[Supplied entries]
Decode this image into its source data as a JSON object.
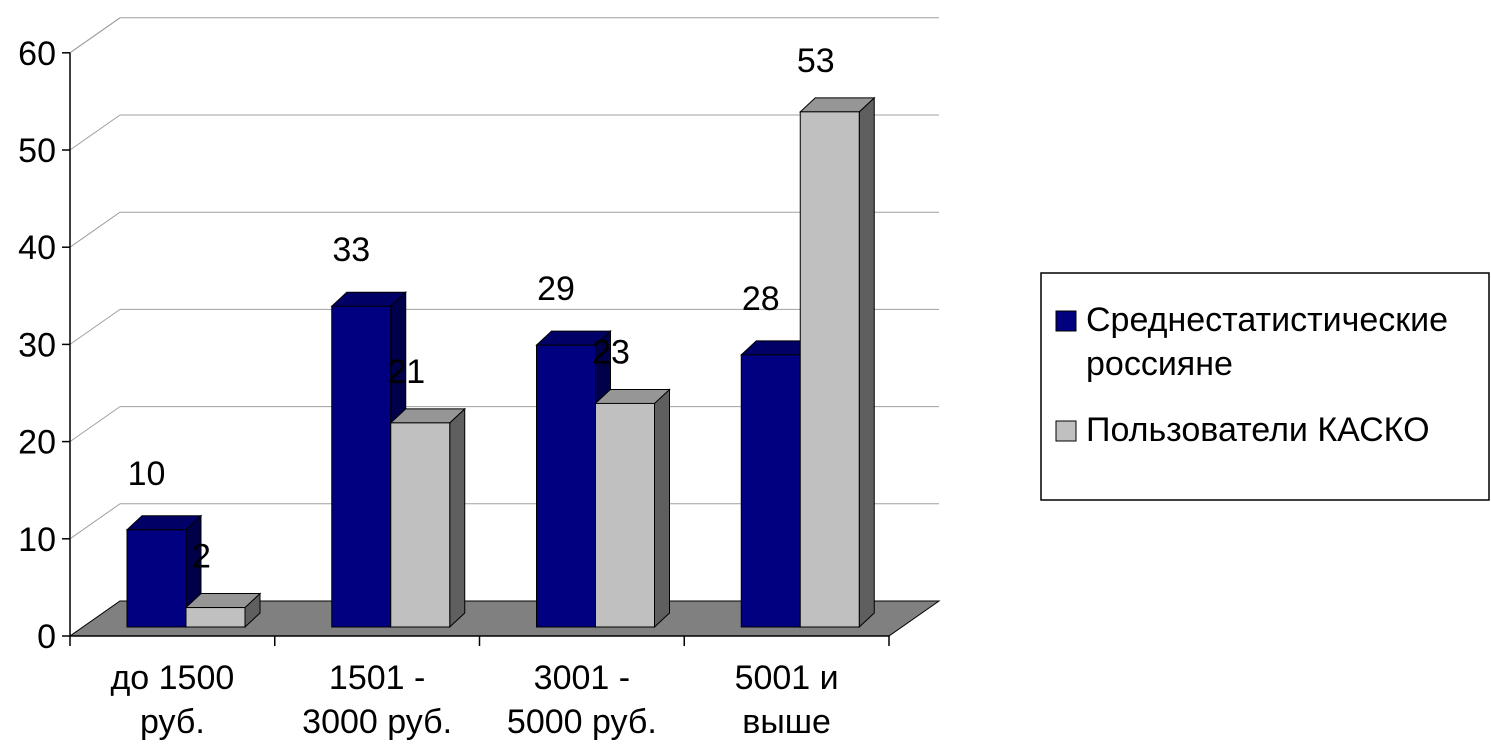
{
  "chart_data": {
    "type": "bar",
    "style": "3d-clustered-column",
    "categories": [
      [
        "до 1500",
        "руб."
      ],
      [
        "1501 -",
        "3000 руб."
      ],
      [
        "3001 -",
        "5000 руб."
      ],
      [
        "5001 и",
        "выше"
      ]
    ],
    "series": [
      {
        "name": "Среднестатистические россияне",
        "legend_lines": [
          "Среднестатистические",
          "россияне"
        ],
        "values": [
          10,
          33,
          29,
          28
        ],
        "color": "#000080"
      },
      {
        "name": "Пользователи КАСКО",
        "legend_lines": [
          "Пользователи КАСКО"
        ],
        "values": [
          2,
          21,
          23,
          53
        ],
        "color": "#C0C0C0"
      }
    ],
    "data_labels": [
      [
        "10",
        "33",
        "29",
        "28"
      ],
      [
        "2",
        "21",
        "23",
        "53"
      ]
    ],
    "ylim": [
      0,
      60
    ],
    "yticks": [
      "0",
      "10",
      "20",
      "30",
      "40",
      "50",
      "60"
    ],
    "grid": true,
    "legend_position": "right",
    "floor_color": "#808080"
  }
}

[Stated exercise] Quote the records in full and exactly; skip any image.

[Task answer]
Decode this image into its source data as a JSON object.
{
  "chart_data": {
    "type": "bar",
    "style": "3d-clustered-column",
    "categories": [
      [
        "до 1500",
        "руб."
      ],
      [
        "1501 -",
        "3000 руб."
      ],
      [
        "3001 -",
        "5000 руб."
      ],
      [
        "5001 и",
        "выше"
      ]
    ],
    "series": [
      {
        "name": "Среднестатистические россияне",
        "legend_lines": [
          "Среднестатистические",
          "россияне"
        ],
        "values": [
          10,
          33,
          29,
          28
        ],
        "color": "#000080"
      },
      {
        "name": "Пользователи КАСКО",
        "legend_lines": [
          "Пользователи КАСКО"
        ],
        "values": [
          2,
          21,
          23,
          53
        ],
        "color": "#C0C0C0"
      }
    ],
    "data_labels": [
      [
        "10",
        "33",
        "29",
        "28"
      ],
      [
        "2",
        "21",
        "23",
        "53"
      ]
    ],
    "ylim": [
      0,
      60
    ],
    "yticks": [
      "0",
      "10",
      "20",
      "30",
      "40",
      "50",
      "60"
    ],
    "grid": true,
    "legend_position": "right",
    "floor_color": "#808080"
  }
}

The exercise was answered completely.